▶ _What is needed_: Write out, character for character, the rows from the first one through the row containing "layer-checkbox[interactable]: [30, 439, 54, 455]", both ends included.

[Data extracted from a collection]
-----
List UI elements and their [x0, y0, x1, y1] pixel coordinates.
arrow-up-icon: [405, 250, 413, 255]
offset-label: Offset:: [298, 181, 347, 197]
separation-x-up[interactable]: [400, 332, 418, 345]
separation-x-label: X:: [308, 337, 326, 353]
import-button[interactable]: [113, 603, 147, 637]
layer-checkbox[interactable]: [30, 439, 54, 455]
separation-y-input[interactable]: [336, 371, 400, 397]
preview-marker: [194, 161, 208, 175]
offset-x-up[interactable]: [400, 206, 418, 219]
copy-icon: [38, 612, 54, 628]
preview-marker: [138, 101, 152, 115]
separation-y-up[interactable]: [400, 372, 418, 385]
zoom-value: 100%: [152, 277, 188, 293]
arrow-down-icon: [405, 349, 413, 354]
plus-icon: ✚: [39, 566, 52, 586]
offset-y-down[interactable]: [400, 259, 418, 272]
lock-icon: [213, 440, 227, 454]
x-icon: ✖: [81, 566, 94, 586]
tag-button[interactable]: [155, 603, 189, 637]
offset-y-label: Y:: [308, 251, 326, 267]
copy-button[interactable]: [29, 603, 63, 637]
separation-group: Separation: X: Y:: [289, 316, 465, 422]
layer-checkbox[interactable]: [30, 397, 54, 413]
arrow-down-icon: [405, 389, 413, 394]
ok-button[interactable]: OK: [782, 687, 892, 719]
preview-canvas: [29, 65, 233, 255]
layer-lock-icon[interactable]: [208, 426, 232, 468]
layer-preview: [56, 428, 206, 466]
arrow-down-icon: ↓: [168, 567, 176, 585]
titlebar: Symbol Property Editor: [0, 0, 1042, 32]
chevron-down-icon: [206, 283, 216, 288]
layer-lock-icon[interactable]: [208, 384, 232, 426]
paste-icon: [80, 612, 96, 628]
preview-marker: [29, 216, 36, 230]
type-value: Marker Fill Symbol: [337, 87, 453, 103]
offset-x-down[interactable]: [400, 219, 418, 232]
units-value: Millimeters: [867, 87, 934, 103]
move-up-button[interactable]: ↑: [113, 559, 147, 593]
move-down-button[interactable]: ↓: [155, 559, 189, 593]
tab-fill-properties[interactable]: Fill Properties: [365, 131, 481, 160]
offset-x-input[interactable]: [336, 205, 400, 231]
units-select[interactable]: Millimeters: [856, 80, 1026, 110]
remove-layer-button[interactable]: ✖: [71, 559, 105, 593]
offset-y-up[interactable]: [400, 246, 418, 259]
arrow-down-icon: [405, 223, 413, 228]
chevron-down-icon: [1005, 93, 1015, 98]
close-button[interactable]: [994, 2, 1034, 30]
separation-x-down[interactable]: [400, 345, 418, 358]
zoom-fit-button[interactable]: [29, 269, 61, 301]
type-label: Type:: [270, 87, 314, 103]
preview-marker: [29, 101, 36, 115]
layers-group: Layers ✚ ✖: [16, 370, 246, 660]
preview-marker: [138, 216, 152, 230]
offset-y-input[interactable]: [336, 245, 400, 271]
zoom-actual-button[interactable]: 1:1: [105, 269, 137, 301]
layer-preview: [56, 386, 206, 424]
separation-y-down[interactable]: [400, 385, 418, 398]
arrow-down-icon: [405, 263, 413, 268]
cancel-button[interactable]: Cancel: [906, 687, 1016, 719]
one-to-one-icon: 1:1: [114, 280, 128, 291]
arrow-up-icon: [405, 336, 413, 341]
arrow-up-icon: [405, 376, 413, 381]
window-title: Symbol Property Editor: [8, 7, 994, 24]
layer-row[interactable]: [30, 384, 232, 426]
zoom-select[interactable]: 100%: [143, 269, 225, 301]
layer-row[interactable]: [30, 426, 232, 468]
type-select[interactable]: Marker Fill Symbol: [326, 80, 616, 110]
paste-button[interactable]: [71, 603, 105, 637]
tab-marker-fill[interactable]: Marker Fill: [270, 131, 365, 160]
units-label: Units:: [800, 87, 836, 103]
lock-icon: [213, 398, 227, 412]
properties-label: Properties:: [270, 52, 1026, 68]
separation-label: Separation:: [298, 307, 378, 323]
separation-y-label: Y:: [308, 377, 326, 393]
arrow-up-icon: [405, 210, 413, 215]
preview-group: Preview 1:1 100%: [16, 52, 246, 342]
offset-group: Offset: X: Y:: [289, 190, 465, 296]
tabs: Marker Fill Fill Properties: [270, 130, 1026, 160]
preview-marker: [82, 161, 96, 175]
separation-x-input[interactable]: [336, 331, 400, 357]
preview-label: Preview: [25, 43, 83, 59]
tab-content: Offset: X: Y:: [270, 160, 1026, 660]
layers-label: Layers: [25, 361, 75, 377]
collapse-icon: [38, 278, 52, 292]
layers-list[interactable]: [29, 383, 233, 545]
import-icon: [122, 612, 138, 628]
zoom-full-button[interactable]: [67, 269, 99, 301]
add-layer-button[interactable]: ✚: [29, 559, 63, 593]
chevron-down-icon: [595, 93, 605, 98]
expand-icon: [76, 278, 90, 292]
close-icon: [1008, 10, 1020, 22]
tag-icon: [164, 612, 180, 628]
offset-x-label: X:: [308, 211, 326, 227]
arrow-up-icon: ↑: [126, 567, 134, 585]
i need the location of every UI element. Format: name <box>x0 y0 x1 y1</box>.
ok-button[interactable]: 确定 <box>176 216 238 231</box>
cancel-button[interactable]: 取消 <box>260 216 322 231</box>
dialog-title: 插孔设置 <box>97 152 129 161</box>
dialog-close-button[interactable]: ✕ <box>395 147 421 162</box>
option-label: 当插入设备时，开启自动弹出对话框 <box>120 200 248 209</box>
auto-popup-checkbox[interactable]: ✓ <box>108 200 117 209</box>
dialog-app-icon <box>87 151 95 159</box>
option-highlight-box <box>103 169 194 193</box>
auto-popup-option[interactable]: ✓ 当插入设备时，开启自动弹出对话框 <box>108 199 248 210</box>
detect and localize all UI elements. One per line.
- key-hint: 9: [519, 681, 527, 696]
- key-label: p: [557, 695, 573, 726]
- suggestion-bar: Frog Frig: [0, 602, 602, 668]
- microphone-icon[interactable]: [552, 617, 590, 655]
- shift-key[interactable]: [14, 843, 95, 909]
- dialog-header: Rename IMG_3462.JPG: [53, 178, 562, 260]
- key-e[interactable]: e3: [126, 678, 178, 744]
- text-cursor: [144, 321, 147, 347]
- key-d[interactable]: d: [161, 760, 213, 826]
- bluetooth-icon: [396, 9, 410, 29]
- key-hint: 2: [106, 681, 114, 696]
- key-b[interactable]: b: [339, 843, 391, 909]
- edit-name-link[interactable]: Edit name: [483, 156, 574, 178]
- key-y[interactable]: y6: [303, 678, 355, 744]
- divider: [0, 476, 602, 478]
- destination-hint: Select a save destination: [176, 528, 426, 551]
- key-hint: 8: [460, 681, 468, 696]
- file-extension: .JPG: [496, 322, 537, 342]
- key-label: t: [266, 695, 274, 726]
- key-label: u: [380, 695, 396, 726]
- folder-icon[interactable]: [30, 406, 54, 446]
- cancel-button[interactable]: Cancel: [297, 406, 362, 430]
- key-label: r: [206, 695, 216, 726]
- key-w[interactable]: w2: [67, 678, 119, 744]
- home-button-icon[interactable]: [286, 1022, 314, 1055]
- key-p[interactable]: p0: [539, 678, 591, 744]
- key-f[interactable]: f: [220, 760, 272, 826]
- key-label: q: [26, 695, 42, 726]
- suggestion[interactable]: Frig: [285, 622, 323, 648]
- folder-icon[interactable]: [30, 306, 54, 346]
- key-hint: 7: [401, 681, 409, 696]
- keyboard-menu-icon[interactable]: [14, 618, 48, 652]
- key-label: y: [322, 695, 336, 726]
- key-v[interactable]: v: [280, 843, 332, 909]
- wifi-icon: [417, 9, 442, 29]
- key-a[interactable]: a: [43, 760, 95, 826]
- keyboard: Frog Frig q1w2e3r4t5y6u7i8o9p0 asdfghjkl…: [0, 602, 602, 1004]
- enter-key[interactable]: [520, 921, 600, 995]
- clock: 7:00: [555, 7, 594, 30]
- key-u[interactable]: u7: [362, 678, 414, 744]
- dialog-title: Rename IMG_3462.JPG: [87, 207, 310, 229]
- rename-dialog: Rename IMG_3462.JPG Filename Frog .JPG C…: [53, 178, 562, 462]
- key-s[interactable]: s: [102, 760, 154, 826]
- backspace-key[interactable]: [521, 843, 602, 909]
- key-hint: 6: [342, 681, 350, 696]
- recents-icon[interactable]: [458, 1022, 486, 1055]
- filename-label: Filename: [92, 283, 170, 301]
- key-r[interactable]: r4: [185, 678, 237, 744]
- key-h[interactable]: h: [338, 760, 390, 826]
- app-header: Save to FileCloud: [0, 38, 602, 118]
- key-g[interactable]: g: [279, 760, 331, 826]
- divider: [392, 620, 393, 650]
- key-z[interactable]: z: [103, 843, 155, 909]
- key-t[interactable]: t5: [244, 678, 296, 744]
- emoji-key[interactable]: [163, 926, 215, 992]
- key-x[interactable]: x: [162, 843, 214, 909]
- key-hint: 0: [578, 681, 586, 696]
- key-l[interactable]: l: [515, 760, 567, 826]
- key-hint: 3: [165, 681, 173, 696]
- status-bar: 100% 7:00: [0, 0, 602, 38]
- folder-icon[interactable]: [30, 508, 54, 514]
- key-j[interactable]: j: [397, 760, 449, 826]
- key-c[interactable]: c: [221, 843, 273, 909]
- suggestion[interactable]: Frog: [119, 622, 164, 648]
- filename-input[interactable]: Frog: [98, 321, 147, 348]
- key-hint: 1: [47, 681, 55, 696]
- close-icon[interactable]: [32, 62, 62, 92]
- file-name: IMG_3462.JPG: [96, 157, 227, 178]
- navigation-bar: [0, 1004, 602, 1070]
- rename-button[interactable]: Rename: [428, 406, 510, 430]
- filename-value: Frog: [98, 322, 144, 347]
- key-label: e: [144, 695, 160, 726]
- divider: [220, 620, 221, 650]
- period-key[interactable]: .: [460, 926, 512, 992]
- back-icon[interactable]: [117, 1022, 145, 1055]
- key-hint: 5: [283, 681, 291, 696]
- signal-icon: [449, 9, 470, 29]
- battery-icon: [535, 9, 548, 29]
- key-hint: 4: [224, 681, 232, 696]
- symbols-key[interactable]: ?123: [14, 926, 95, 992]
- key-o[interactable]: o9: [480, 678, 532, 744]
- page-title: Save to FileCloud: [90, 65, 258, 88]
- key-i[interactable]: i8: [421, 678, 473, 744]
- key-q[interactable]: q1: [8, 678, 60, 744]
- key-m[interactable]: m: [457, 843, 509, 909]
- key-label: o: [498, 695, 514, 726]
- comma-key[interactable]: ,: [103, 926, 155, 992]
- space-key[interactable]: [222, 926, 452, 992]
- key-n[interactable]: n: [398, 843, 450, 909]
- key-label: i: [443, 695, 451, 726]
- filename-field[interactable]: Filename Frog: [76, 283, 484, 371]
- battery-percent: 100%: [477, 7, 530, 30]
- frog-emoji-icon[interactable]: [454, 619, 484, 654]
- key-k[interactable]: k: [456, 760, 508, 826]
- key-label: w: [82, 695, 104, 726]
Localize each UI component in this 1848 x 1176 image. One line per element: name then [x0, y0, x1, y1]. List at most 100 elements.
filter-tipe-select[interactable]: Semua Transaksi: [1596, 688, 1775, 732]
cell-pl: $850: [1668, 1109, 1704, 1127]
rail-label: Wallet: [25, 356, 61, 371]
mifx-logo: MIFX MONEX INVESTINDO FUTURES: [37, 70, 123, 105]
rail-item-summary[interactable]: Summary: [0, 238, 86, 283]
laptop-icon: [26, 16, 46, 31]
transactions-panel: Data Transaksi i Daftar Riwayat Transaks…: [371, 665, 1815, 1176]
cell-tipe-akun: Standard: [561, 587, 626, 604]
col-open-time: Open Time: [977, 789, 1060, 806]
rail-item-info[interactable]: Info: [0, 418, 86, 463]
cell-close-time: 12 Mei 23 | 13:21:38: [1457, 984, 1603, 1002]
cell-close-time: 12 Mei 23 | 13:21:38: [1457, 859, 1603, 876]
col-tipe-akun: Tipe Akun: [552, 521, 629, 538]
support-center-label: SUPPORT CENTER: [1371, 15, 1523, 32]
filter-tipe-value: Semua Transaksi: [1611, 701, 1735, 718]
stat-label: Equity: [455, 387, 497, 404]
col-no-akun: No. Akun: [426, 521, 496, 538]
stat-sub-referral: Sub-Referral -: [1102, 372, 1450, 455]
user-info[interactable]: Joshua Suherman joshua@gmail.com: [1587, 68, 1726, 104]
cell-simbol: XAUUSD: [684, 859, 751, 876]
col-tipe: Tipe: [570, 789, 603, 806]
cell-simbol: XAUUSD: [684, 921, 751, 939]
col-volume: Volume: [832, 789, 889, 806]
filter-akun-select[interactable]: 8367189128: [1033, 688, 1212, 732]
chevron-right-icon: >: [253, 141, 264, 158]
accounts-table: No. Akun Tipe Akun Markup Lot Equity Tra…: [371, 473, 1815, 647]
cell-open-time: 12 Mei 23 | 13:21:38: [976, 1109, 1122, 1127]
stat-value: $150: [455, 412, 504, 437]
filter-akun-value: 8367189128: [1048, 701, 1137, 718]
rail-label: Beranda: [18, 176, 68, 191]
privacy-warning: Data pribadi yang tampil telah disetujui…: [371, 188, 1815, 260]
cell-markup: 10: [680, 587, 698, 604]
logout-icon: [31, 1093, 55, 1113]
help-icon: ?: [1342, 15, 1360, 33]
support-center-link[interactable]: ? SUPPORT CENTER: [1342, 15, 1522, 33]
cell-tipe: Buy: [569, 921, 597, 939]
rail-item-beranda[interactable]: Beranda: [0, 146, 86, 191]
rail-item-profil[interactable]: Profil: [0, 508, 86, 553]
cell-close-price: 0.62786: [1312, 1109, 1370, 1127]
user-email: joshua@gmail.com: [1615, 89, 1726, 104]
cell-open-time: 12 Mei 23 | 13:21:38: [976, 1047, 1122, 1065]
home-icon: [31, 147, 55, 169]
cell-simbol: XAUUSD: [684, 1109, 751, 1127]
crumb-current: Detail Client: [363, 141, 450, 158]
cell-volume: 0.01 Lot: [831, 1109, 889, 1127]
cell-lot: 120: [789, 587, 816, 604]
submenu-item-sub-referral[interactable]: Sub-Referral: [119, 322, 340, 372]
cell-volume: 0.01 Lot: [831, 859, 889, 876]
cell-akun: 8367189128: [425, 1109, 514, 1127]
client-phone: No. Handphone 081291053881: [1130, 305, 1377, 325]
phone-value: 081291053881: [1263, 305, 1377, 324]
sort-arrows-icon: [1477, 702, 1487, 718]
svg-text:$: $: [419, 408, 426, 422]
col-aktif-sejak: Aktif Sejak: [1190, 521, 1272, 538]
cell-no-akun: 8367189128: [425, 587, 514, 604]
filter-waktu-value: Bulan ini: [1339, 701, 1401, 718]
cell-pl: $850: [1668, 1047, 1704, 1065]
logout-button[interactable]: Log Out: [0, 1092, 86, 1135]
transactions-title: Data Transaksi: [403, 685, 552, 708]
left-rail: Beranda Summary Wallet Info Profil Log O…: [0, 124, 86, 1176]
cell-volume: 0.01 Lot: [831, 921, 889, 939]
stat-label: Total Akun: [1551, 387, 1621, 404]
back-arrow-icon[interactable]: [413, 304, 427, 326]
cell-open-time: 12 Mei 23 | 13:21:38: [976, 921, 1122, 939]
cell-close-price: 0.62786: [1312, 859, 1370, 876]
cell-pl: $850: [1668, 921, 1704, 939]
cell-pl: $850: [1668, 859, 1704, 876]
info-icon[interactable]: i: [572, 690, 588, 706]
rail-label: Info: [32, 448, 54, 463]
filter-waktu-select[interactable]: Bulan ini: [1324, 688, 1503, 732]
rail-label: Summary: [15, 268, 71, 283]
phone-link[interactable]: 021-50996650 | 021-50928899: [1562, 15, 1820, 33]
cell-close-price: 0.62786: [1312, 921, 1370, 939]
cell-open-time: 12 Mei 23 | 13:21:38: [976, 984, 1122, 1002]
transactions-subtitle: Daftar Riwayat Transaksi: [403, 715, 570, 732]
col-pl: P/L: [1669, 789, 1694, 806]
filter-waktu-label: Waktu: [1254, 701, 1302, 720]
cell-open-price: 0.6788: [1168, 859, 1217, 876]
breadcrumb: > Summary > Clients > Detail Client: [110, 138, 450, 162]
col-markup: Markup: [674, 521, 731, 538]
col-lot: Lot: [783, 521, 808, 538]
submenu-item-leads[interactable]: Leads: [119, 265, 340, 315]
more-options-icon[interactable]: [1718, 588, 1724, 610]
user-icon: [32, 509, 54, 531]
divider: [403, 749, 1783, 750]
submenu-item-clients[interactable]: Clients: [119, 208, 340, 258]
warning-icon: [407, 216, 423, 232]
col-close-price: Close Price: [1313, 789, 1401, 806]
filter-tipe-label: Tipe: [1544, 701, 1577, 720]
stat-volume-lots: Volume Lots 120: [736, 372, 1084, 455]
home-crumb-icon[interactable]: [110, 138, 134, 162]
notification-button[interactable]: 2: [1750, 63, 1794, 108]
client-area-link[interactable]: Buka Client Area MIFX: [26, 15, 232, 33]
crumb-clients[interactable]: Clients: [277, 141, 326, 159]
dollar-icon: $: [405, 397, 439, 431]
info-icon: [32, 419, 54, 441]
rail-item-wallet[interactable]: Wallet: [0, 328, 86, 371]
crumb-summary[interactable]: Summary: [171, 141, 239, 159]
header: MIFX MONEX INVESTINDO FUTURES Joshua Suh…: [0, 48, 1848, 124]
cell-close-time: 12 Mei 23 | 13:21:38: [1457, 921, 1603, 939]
-----
▶ _Reply to the task_:
List UI elements and their [x0, y0, x1, y1] pixel coordinates.
arrow-up-icon: [405, 250, 413, 255]
offset-label: Offset:: [298, 181, 347, 197]
separation-x-up[interactable]: [400, 332, 418, 345]
separation-x-label: X:: [308, 337, 326, 353]
import-button[interactable]: [113, 603, 147, 637]
layer-checkbox[interactable]: [30, 439, 54, 455]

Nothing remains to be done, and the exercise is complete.